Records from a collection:
=-=-=-=-=

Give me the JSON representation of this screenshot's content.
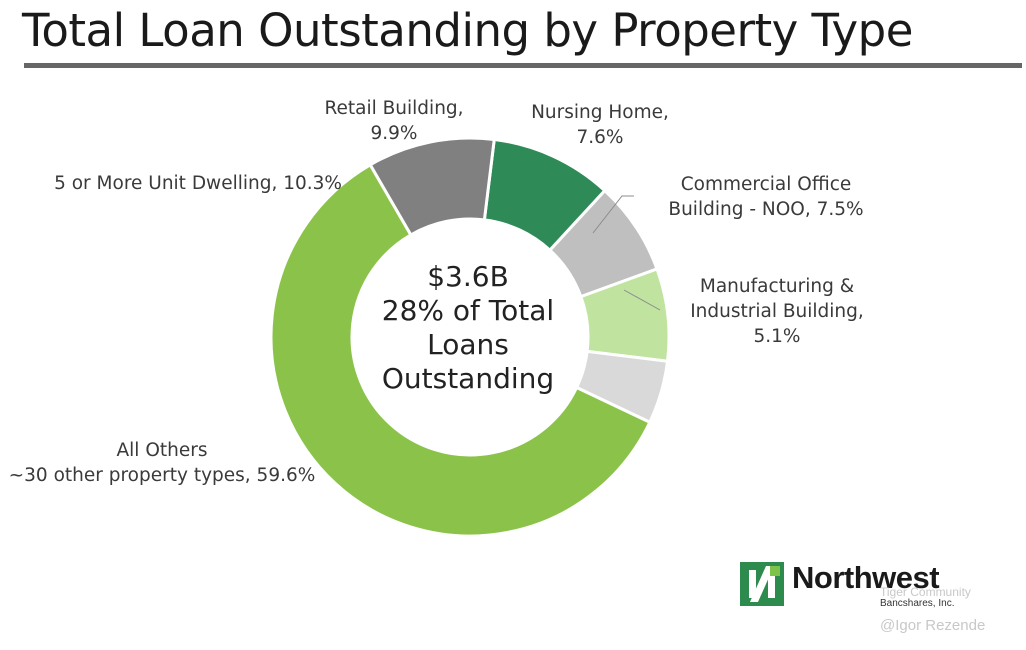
{
  "page": {
    "title": "Total Loan Outstanding by Property Type"
  },
  "chart_data": {
    "type": "pie",
    "variant": "donut",
    "center_text": [
      "$3.6B",
      "28% of Total",
      "Loans",
      "Outstanding"
    ],
    "slices": [
      {
        "label": "Retail Building, 9.9%",
        "value": 9.9,
        "color": "#2e8b57"
      },
      {
        "label": "Nursing Home, 7.6%",
        "value": 7.6,
        "color": "#bfbfbf"
      },
      {
        "label": "Commercial Office Building - NOO, 7.5%",
        "value": 7.5,
        "color": "#c0e4a0"
      },
      {
        "label": "Manufacturing & Industrial Building, 5.1%",
        "value": 5.1,
        "color": "#d9d9d9"
      },
      {
        "label": "All Others ~30 other property types, 59.6%",
        "value": 59.6,
        "color": "#8bc34a"
      },
      {
        "label": "5 or More Unit Dwelling, 10.3%",
        "value": 10.3,
        "color": "#808080"
      }
    ],
    "labels": {
      "retail": [
        "Retail Building,",
        "9.9%"
      ],
      "nursing": [
        "Nursing Home,",
        "7.6%"
      ],
      "office": [
        "Commercial Office",
        "Building - NOO, 7.5%"
      ],
      "manufacturing": [
        "Manufacturing &",
        "Industrial Building,",
        "5.1%"
      ],
      "others": [
        "All Others",
        "~30 other property types, 59.6%"
      ],
      "dwelling": [
        "5 or More Unit Dwelling, 10.3%"
      ]
    }
  },
  "logo": {
    "name": "Northwest",
    "sub": "Bancshares, Inc."
  },
  "watermarks": {
    "community": "Tiger Community",
    "author": "@Igor Rezende"
  }
}
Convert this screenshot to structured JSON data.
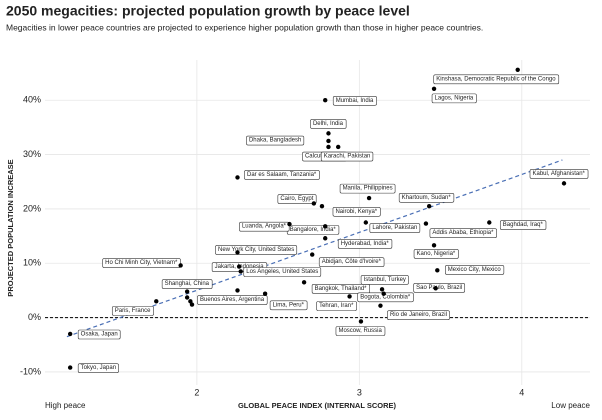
{
  "chart_data": {
    "type": "scatter",
    "title": "2050 megacities: projected population growth by peace level",
    "subtitle": "Megacities in lower peace countries are projected to experience higher population growth than those in higher peace countries.",
    "x_label": "GLOBAL PEACE INDEX (INTERNAL SCORE)",
    "y_label": "PROJECTED POPULATION INCREASE",
    "x_low_label": "High peace",
    "x_high_label": "Low peace",
    "xlim": [
      1.065,
      4.42
    ],
    "ylim": [
      -12.4,
      47.4
    ],
    "xticks": [
      2,
      3,
      4
    ],
    "yticks": [
      {
        "value": -10,
        "label": "-10%"
      },
      {
        "value": 0,
        "label": "0%"
      },
      {
        "value": 10,
        "label": "10%"
      },
      {
        "value": 20,
        "label": "20%"
      },
      {
        "value": 30,
        "label": "30%"
      },
      {
        "value": 40,
        "label": "40%"
      }
    ],
    "grid": true,
    "color": "#000000",
    "x": [
      3.975,
      3.46,
      2.79,
      2.81,
      2.81,
      2.81,
      2.87,
      2.25,
      4.26,
      3.06,
      3.43,
      2.72,
      2.77,
      3.8,
      3.04,
      3.41,
      2.79,
      2.57,
      2.79,
      2.25,
      3.46,
      2.71,
      1.9,
      2.26,
      3.48,
      2.27,
      2.66,
      3.14,
      3.47,
      1.94,
      2.25,
      2.42,
      3.15,
      2.94,
      1.75,
      3.13,
      3.01,
      1.22,
      1.22,
      1.94,
      1.96,
      1.97
    ],
    "values": [
      45.6,
      42.1,
      40.0,
      33.9,
      32.5,
      31.4,
      31.4,
      25.8,
      24.7,
      22.0,
      20.5,
      21.0,
      20.5,
      17.5,
      17.5,
      17.3,
      16.8,
      17.2,
      14.6,
      12.0,
      13.3,
      11.6,
      9.6,
      9.4,
      8.7,
      8.5,
      6.5,
      5.2,
      5.4,
      4.8,
      5.0,
      4.4,
      4.4,
      3.9,
      3.0,
      2.2,
      -0.7,
      -3.0,
      -9.2,
      3.7,
      3.0,
      2.4
    ],
    "labels": [
      "Kinshasa, Democratic Republic of the Congo",
      "Lagos, Nigeria",
      "Mumbai, India",
      "Delhi, India",
      "Dhaka, Bangladesh",
      "Calcutta, India",
      "Karachi, Pakistan",
      "Dar es Salaam, Tanzania*",
      "Kabul, Afghanistan*",
      "Manila, Philippines",
      "Khartoum, Sudan*",
      "Cairo, Egypt",
      "Nairobi, Kenya*",
      "Baghdad, Iraq*",
      "Lahore, Pakistan",
      "Addis Ababa, Ethiopia*",
      "Bangalore, India*",
      "Luanda, Angola*",
      "Hyderabad, India*",
      "New York City, United States",
      "Kano, Nigeria*",
      "Abidjan, Côte d'Ivoire*",
      "Ho Chi Minh City, Vietnam*",
      "Jakarta, Indonesia",
      "Mexico City, Mexico",
      "Los Angeles, United States",
      "Bangkok, Thailand*",
      "Istanbul, Turkey",
      "Sao Paulo, Brazil",
      "Shanghai, China",
      "Buenos Aires, Argentina",
      "Lima, Peru*",
      "Bogota, Colombia*",
      "Tehran, Iran*",
      "Paris, France",
      "Rio de Janeiro, Brazil",
      "Moscow, Russia",
      "Osaka, Japan",
      "Tokyo, Japan",
      null,
      null,
      null
    ],
    "trend": {
      "x": [
        1.2,
        4.25
      ],
      "y": [
        -3.5,
        29
      ],
      "color": "#4a6fb5"
    },
    "reference_y": 0
  }
}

=-=-=-=-=

Word for word, quote the lines above. Omit the pictures.

Give me the JSON representation of this screenshot's content.
{
  "page": {
    "title": "Total Loan Outstanding by Property Type"
  },
  "chart_data": {
    "type": "pie",
    "variant": "donut",
    "center_text": [
      "$3.6B",
      "28% of Total",
      "Loans",
      "Outstanding"
    ],
    "slices": [
      {
        "label": "Retail Building, 9.9%",
        "value": 9.9,
        "color": "#2e8b57"
      },
      {
        "label": "Nursing Home, 7.6%",
        "value": 7.6,
        "color": "#bfbfbf"
      },
      {
        "label": "Commercial Office Building - NOO, 7.5%",
        "value": 7.5,
        "color": "#c0e4a0"
      },
      {
        "label": "Manufacturing & Industrial Building, 5.1%",
        "value": 5.1,
        "color": "#d9d9d9"
      },
      {
        "label": "All Others ~30 other property types, 59.6%",
        "value": 59.6,
        "color": "#8bc34a"
      },
      {
        "label": "5 or More Unit Dwelling, 10.3%",
        "value": 10.3,
        "color": "#808080"
      }
    ],
    "labels": {
      "retail": [
        "Retail Building,",
        "9.9%"
      ],
      "nursing": [
        "Nursing Home,",
        "7.6%"
      ],
      "office": [
        "Commercial Office",
        "Building - NOO, 7.5%"
      ],
      "manufacturing": [
        "Manufacturing &",
        "Industrial Building,",
        "5.1%"
      ],
      "others": [
        "All Others",
        "~30 other property types, 59.6%"
      ],
      "dwelling": [
        "5 or More Unit Dwelling, 10.3%"
      ]
    }
  },
  "logo": {
    "name": "Northwest",
    "sub": "Bancshares, Inc."
  },
  "watermarks": {
    "community": "Tiger Community",
    "author": "@Igor Rezende"
  }
}
Convert this screenshot to structured JSON data.
{
  "chart_data": {
    "type": "scatter",
    "title": "2050 megacities: projected population growth by peace level",
    "subtitle": "Megacities in lower peace countries are projected to experience higher population growth than those in higher peace countries.",
    "x_label": "GLOBAL PEACE INDEX (INTERNAL SCORE)",
    "y_label": "PROJECTED POPULATION INCREASE",
    "x_low_label": "High peace",
    "x_high_label": "Low peace",
    "xlim": [
      1.065,
      4.42
    ],
    "ylim": [
      -12.4,
      47.4
    ],
    "xticks": [
      2,
      3,
      4
    ],
    "yticks": [
      {
        "value": -10,
        "label": "-10%"
      },
      {
        "value": 0,
        "label": "0%"
      },
      {
        "value": 10,
        "label": "10%"
      },
      {
        "value": 20,
        "label": "20%"
      },
      {
        "value": 30,
        "label": "30%"
      },
      {
        "value": 40,
        "label": "40%"
      }
    ],
    "grid": true,
    "color": "#000000",
    "x": [
      3.975,
      3.46,
      2.79,
      2.81,
      2.81,
      2.81,
      2.87,
      2.25,
      4.26,
      3.06,
      3.43,
      2.72,
      2.77,
      3.8,
      3.04,
      3.41,
      2.79,
      2.57,
      2.79,
      2.25,
      3.46,
      2.71,
      1.9,
      2.26,
      3.48,
      2.27,
      2.66,
      3.14,
      3.47,
      1.94,
      2.25,
      2.42,
      3.15,
      2.94,
      1.75,
      3.13,
      3.01,
      1.22,
      1.22,
      1.94,
      1.96,
      1.97
    ],
    "values": [
      45.6,
      42.1,
      40.0,
      33.9,
      32.5,
      31.4,
      31.4,
      25.8,
      24.7,
      22.0,
      20.5,
      21.0,
      20.5,
      17.5,
      17.5,
      17.3,
      16.8,
      17.2,
      14.6,
      12.0,
      13.3,
      11.6,
      9.6,
      9.4,
      8.7,
      8.5,
      6.5,
      5.2,
      5.4,
      4.8,
      5.0,
      4.4,
      4.4,
      3.9,
      3.0,
      2.2,
      -0.7,
      -3.0,
      -9.2,
      3.7,
      3.0,
      2.4
    ],
    "labels": [
      "Kinshasa, Democratic Republic of the Congo",
      "Lagos, Nigeria",
      "Mumbai, India",
      "Delhi, India",
      "Dhaka, Bangladesh",
      "Calcutta, India",
      "Karachi, Pakistan",
      "Dar es Salaam, Tanzania*",
      "Kabul, Afghanistan*",
      "Manila, Philippines",
      "Khartoum, Sudan*",
      "Cairo, Egypt",
      "Nairobi, Kenya*",
      "Baghdad, Iraq*",
      "Lahore, Pakistan",
      "Addis Ababa, Ethiopia*",
      "Bangalore, India*",
      "Luanda, Angola*",
      "Hyderabad, India*",
      "New York City, United States",
      "Kano, Nigeria*",
      "Abidjan, Côte d'Ivoire*",
      "Ho Chi Minh City, Vietnam*",
      "Jakarta, Indonesia",
      "Mexico City, Mexico",
      "Los Angeles, United States",
      "Bangkok, Thailand*",
      "Istanbul, Turkey",
      "Sao Paulo, Brazil",
      "Shanghai, China",
      "Buenos Aires, Argentina",
      "Lima, Peru*",
      "Bogota, Colombia*",
      "Tehran, Iran*",
      "Paris, France",
      "Rio de Janeiro, Brazil",
      "Moscow, Russia",
      "Osaka, Japan",
      "Tokyo, Japan",
      null,
      null,
      null
    ],
    "trend": {
      "x": [
        1.2,
        4.25
      ],
      "y": [
        -3.5,
        29
      ],
      "color": "#4a6fb5"
    },
    "reference_y": 0
  }
}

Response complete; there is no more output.